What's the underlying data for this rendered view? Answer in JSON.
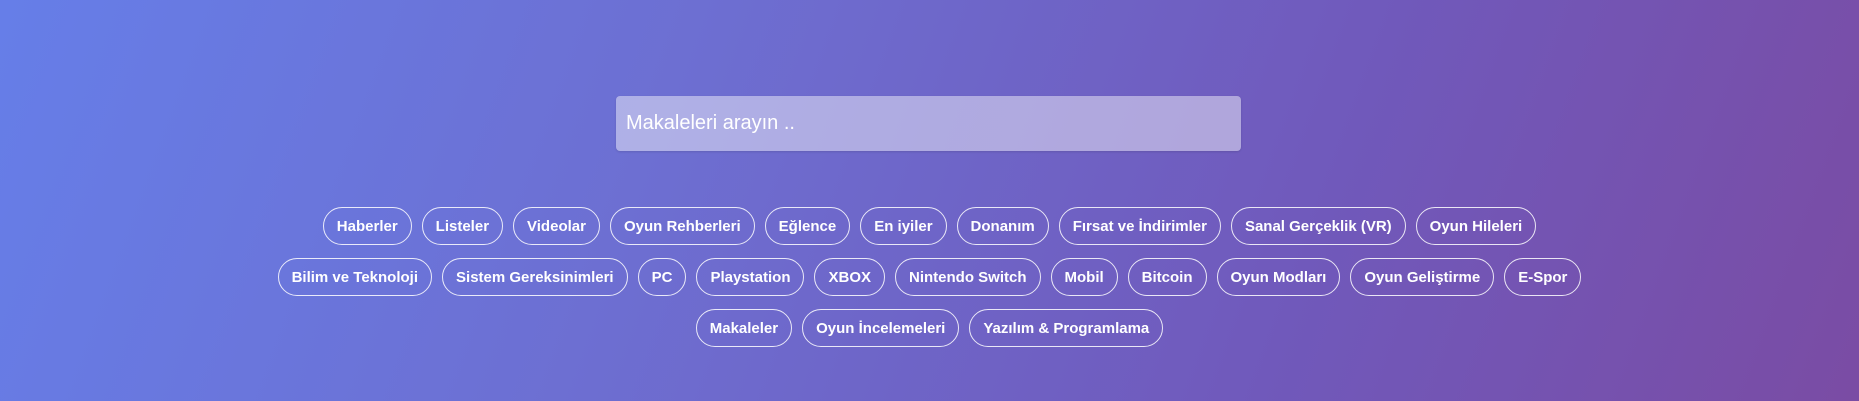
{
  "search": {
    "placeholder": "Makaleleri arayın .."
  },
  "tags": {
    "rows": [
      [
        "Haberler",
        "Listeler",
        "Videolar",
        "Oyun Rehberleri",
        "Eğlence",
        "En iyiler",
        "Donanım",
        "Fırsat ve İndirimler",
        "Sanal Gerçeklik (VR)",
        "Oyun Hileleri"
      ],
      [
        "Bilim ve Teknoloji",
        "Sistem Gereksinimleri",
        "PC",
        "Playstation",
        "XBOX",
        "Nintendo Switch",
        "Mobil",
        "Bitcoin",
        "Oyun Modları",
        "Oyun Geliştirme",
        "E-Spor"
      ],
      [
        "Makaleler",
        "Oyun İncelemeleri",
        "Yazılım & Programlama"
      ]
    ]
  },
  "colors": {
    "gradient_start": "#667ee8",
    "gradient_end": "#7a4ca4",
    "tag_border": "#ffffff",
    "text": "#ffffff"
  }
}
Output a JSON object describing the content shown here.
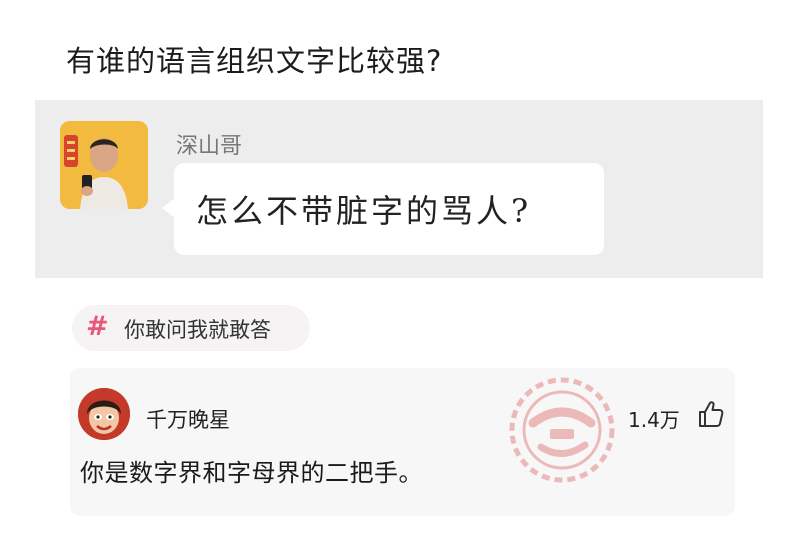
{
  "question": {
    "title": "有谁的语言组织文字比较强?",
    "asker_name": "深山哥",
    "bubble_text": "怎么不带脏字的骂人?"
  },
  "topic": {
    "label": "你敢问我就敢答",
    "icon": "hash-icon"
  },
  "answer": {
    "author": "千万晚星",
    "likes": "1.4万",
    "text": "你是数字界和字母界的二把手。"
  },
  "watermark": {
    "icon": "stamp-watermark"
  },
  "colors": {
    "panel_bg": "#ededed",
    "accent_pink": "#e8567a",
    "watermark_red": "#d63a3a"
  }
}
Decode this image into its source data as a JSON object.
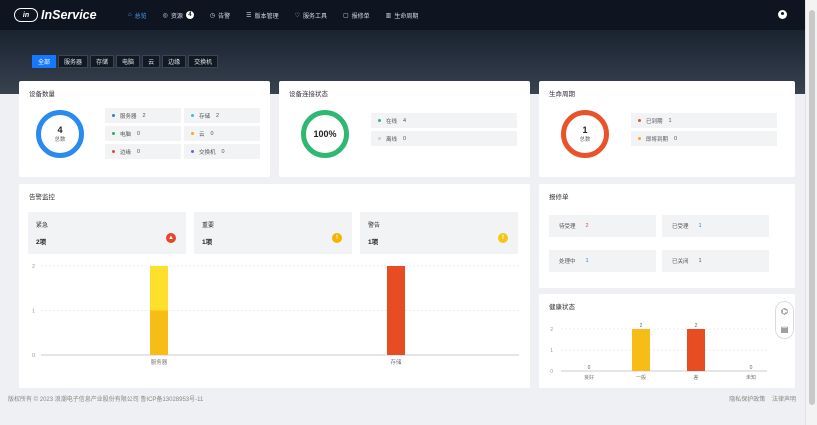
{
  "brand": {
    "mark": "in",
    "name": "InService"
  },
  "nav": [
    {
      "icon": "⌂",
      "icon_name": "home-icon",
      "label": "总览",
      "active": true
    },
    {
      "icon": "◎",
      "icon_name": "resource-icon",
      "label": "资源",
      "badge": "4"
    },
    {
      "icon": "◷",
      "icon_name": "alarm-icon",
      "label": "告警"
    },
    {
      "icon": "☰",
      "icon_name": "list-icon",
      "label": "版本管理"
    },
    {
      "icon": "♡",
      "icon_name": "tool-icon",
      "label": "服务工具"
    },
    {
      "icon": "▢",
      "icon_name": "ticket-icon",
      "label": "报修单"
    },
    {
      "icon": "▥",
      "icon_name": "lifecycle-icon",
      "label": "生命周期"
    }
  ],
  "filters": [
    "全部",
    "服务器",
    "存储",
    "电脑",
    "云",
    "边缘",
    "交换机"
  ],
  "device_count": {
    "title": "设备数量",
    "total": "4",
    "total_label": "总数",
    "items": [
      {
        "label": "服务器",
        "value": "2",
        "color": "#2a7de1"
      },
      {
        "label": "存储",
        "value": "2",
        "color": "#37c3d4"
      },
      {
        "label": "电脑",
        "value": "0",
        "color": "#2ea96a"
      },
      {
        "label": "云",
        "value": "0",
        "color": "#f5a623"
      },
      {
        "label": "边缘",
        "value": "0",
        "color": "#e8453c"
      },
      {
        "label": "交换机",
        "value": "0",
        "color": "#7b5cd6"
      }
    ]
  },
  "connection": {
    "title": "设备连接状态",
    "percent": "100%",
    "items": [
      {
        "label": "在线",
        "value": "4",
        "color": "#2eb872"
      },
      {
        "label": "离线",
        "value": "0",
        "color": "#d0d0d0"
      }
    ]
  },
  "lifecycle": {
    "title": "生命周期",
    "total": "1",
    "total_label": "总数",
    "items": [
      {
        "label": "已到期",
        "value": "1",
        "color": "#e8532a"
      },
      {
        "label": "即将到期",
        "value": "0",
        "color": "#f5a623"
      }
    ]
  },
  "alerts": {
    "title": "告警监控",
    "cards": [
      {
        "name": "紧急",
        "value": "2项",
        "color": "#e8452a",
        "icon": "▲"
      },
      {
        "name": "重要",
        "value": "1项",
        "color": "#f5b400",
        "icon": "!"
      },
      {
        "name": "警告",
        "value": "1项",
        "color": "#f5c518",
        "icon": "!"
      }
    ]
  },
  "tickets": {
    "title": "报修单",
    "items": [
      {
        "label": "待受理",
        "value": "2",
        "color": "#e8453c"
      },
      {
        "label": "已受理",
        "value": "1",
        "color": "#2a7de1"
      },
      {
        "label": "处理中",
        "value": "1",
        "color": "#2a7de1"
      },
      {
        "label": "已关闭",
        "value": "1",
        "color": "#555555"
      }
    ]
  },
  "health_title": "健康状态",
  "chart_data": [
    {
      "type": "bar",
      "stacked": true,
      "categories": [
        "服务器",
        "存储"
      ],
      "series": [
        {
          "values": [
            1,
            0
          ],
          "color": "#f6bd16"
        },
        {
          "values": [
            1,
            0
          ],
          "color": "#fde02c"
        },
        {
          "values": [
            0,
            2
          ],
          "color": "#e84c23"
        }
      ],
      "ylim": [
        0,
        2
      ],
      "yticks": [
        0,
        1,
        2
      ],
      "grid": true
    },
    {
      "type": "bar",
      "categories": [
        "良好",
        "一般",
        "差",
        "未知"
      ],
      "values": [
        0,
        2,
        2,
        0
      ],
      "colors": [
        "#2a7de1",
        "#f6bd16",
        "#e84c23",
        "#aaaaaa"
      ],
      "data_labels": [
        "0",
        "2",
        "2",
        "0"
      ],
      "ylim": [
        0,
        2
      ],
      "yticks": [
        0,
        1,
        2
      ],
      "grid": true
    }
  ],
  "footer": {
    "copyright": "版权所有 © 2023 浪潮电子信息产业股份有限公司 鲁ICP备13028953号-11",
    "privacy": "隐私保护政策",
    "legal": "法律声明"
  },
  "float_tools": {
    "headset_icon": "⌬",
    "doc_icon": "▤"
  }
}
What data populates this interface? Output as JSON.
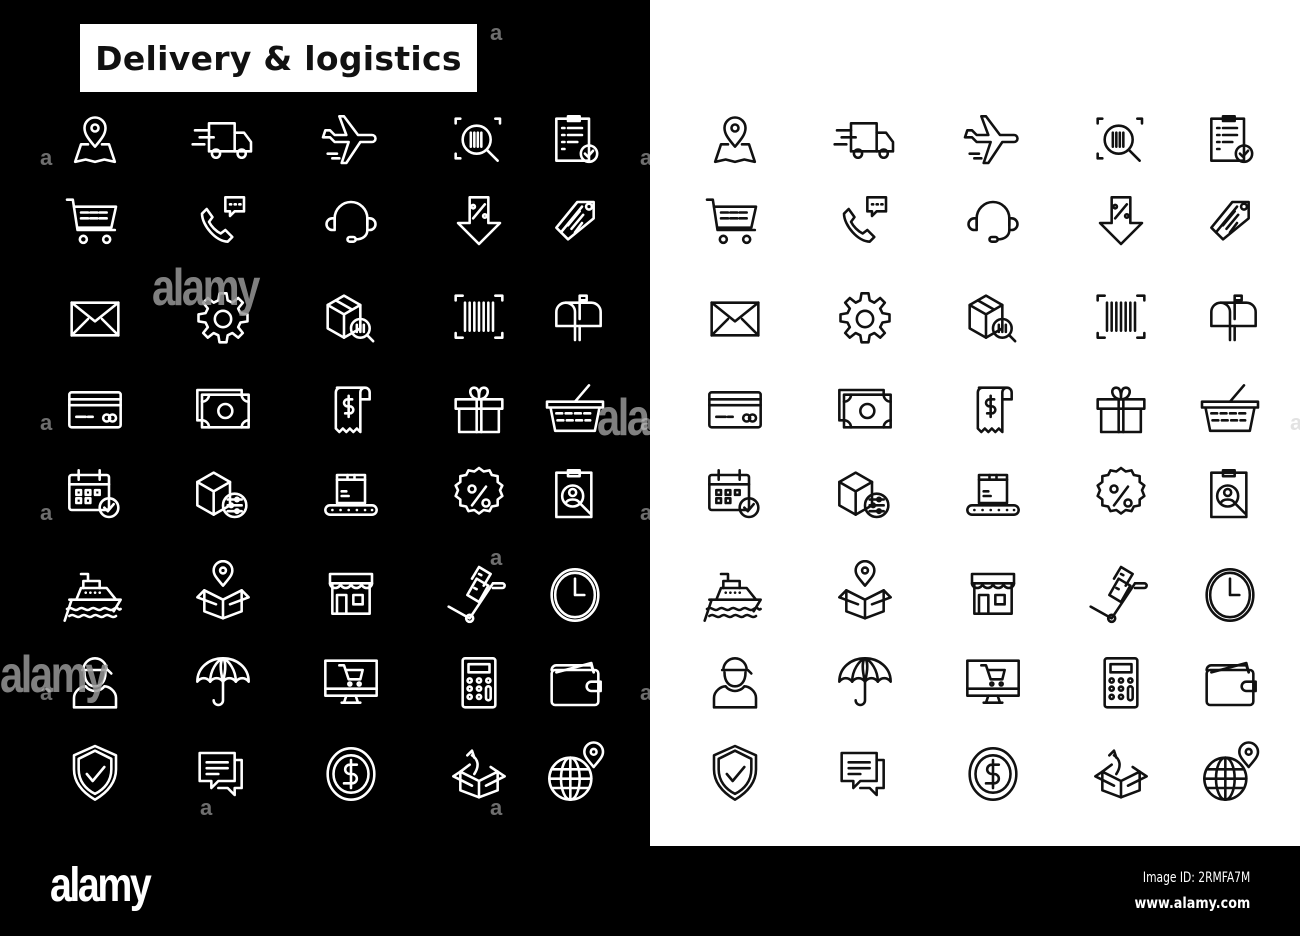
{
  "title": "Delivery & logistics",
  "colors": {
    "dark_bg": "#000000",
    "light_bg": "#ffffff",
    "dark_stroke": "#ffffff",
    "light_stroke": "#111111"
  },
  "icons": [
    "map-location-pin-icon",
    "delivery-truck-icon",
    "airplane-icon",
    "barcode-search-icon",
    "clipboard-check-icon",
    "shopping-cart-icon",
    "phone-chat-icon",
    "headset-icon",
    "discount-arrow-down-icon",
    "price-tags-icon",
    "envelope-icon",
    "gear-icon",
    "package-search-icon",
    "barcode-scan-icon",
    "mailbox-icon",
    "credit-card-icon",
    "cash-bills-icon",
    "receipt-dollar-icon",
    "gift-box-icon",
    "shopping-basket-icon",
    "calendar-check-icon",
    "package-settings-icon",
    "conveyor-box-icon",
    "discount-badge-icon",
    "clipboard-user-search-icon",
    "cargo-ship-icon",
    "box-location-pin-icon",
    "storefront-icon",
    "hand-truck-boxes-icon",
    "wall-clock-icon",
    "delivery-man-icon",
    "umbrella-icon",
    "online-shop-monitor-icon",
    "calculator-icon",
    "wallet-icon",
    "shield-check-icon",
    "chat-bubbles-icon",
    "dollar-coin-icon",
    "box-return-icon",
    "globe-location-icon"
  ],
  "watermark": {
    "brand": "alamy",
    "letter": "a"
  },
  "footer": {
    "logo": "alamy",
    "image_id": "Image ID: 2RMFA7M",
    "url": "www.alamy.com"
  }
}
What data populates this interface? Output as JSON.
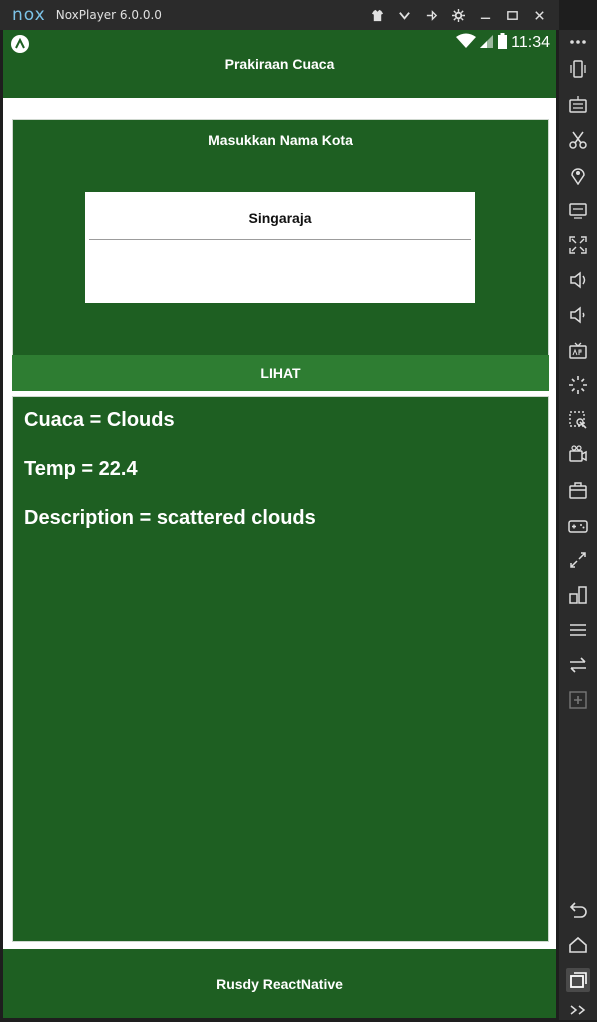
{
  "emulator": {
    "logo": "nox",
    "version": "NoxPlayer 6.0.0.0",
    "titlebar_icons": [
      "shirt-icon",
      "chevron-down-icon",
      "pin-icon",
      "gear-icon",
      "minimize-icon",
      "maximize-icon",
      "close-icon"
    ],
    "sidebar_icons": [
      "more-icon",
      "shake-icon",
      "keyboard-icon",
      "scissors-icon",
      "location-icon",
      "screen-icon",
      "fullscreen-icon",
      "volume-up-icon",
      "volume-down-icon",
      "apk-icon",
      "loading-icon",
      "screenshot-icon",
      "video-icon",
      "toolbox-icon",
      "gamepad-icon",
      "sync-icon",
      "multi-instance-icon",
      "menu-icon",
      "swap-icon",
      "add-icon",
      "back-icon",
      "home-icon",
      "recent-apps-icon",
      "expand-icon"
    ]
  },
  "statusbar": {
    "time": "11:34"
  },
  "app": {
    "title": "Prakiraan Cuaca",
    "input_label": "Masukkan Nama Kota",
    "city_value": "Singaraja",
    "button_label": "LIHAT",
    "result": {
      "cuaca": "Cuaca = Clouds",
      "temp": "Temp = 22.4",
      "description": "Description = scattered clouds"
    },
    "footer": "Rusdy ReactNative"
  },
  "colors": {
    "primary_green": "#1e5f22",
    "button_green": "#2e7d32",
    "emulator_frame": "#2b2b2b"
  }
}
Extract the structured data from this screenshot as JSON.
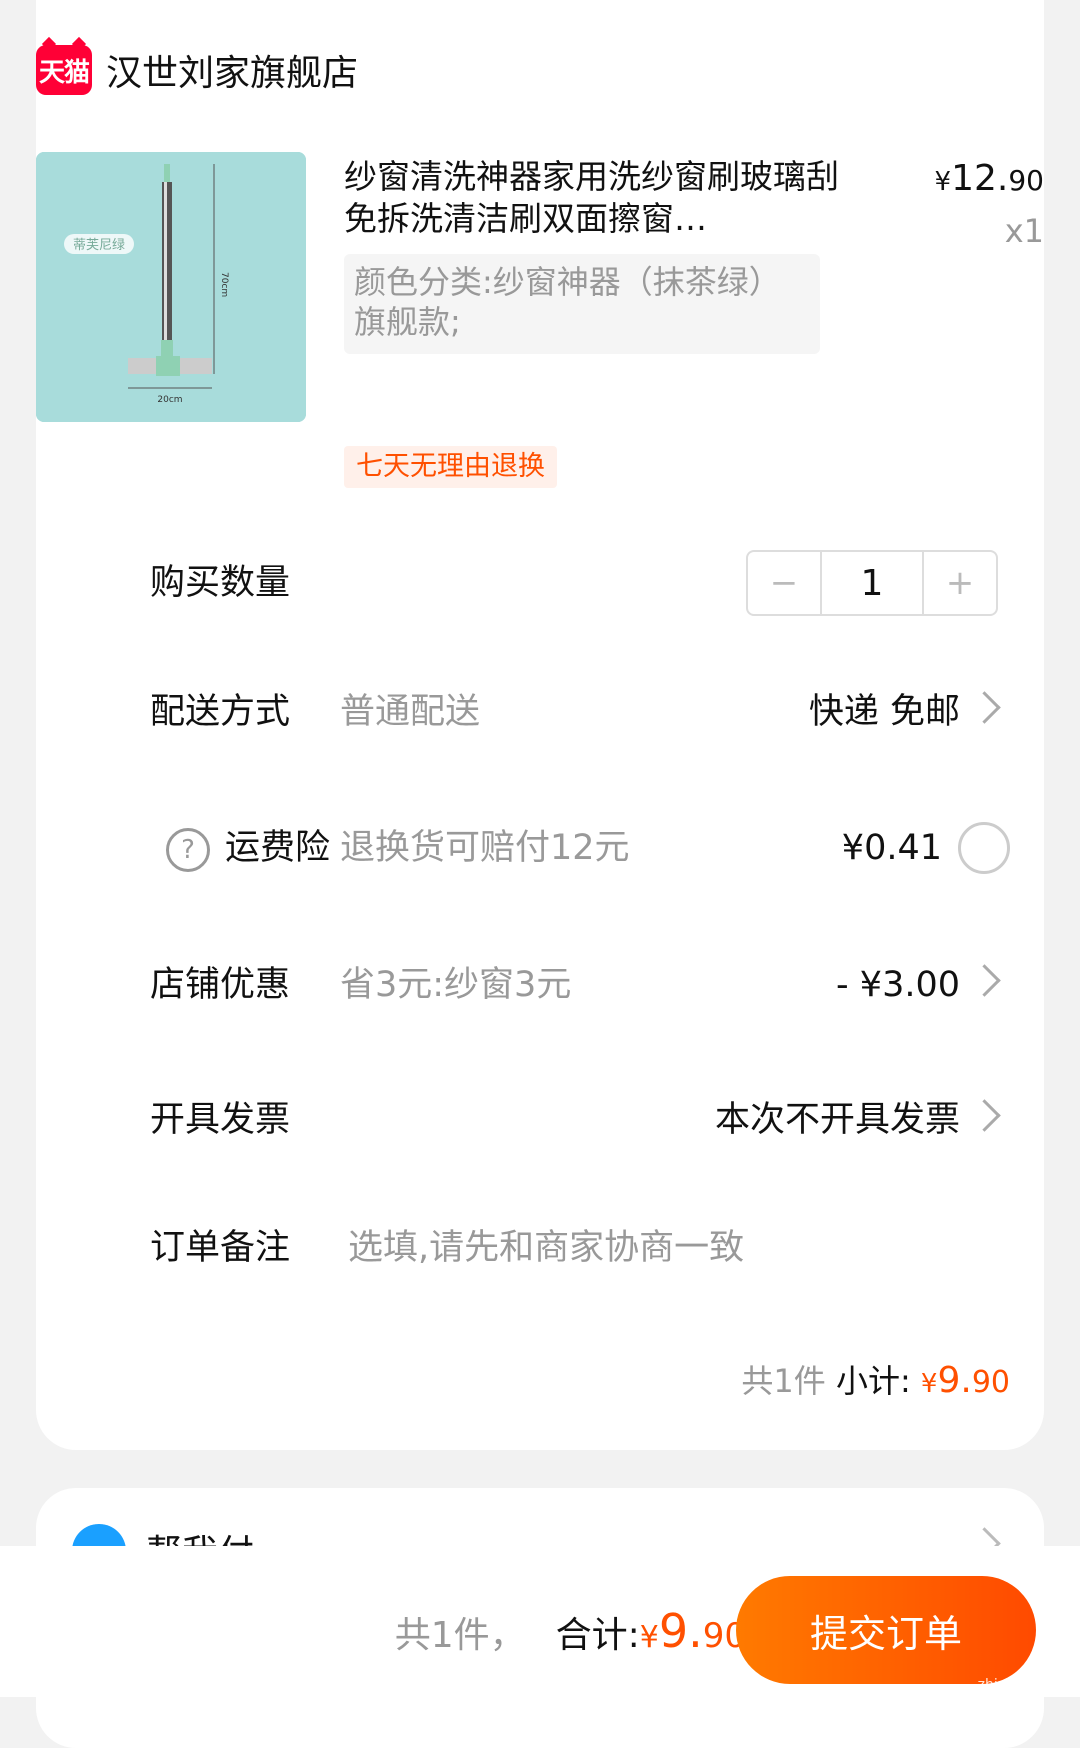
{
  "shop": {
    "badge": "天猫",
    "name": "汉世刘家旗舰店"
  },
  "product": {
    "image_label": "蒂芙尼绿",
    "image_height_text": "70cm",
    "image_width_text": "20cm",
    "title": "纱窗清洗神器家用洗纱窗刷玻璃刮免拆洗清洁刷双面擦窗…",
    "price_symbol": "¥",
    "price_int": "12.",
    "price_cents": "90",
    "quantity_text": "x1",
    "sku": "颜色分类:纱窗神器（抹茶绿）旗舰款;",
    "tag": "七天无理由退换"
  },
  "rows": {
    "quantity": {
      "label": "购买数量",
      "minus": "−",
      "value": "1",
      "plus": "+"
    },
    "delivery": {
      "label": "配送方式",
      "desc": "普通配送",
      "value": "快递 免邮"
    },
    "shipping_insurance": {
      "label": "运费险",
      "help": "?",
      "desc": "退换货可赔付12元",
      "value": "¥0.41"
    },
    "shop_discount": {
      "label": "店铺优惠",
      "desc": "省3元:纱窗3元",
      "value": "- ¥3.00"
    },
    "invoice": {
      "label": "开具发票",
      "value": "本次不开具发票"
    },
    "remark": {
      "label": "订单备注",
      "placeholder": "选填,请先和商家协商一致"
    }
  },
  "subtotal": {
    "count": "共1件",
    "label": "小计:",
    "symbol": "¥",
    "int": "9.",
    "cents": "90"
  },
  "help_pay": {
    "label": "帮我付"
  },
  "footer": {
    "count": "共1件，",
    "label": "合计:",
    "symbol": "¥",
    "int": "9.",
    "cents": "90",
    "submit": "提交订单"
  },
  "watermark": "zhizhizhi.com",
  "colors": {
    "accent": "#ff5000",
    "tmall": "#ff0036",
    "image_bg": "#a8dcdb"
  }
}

========================================================================

GIVEN REQUEST: Search the listing above for the string "location". Copy every line that contains it.

RESULT OF THIS EXERCISE:
    "map-location-pin-icon",
    "box-location-pin-icon",
    "globe-location-icon"
      "location-icon",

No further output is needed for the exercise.